***** LISTED ENTRIES
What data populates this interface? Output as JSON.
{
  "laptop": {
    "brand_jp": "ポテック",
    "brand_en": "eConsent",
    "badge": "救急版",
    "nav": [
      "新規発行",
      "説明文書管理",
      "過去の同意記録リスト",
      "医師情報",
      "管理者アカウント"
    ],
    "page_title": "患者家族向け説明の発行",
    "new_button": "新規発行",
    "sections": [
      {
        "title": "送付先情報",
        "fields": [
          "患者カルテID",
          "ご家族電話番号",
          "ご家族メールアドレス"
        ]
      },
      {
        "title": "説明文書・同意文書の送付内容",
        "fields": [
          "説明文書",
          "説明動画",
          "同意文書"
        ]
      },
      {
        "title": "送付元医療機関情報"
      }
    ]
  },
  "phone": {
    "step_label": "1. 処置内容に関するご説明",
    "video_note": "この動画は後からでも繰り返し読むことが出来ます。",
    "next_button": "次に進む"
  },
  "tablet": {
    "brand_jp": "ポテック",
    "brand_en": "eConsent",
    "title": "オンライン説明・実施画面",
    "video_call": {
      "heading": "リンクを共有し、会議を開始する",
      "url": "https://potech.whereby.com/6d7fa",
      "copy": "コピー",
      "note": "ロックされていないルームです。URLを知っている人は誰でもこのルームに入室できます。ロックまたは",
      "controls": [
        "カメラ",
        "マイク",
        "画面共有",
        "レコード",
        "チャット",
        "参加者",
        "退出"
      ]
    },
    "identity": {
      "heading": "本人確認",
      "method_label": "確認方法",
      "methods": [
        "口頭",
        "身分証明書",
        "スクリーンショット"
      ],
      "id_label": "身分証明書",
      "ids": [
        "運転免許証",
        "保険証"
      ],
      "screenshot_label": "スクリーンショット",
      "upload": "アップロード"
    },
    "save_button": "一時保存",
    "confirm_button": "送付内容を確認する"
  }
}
**********
***** LISTED ENTRIES
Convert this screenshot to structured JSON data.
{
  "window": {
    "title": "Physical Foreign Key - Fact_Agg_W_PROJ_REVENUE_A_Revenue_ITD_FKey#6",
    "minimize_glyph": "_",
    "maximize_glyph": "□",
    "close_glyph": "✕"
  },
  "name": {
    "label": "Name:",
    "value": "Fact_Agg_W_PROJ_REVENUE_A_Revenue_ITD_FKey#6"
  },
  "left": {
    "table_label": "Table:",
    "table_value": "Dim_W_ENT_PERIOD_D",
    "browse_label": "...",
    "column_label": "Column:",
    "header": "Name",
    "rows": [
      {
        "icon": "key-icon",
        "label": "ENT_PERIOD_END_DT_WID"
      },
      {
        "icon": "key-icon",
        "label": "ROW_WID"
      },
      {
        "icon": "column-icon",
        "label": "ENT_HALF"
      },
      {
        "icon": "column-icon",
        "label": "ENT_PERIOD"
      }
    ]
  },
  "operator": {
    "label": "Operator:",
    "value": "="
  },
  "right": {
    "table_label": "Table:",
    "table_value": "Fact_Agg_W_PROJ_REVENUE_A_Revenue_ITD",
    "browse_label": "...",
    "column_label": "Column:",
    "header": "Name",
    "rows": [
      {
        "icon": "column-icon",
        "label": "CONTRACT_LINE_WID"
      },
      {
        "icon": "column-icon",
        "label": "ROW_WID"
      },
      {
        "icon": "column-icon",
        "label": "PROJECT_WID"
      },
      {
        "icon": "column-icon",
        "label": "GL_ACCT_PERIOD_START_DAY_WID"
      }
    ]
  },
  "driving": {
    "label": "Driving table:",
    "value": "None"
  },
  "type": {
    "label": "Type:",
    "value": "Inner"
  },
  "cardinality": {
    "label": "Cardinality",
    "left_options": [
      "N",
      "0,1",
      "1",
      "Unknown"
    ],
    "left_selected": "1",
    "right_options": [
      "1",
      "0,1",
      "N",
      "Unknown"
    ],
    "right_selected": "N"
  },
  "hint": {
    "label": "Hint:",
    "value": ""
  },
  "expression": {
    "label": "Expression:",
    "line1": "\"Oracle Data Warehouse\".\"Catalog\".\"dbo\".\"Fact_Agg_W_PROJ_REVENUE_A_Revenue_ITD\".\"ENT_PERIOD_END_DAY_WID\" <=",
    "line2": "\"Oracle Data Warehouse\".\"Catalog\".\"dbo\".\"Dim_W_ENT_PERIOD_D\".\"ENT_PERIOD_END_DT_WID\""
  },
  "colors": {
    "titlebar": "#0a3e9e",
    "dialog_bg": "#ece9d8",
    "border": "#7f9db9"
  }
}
**********
SHORT PROBLEM: Take every line from the data that contains the word "Oracle".

CORRECT RESPONSE:
    "line1": "\"Oracle Data Warehouse\".\"Catalog\".\"dbo\".\"Fact_Agg_W_PROJ_REVENUE_A_Revenue_ITD\".\"ENT_PERIOD_END_DAY_WID\" <=",
    "line2": "\"Oracle Data Warehouse\".\"Catalog\".\"dbo\".\"Dim_W_ENT_PERIOD_D\".\"ENT_PERIOD_END_DT_WID\""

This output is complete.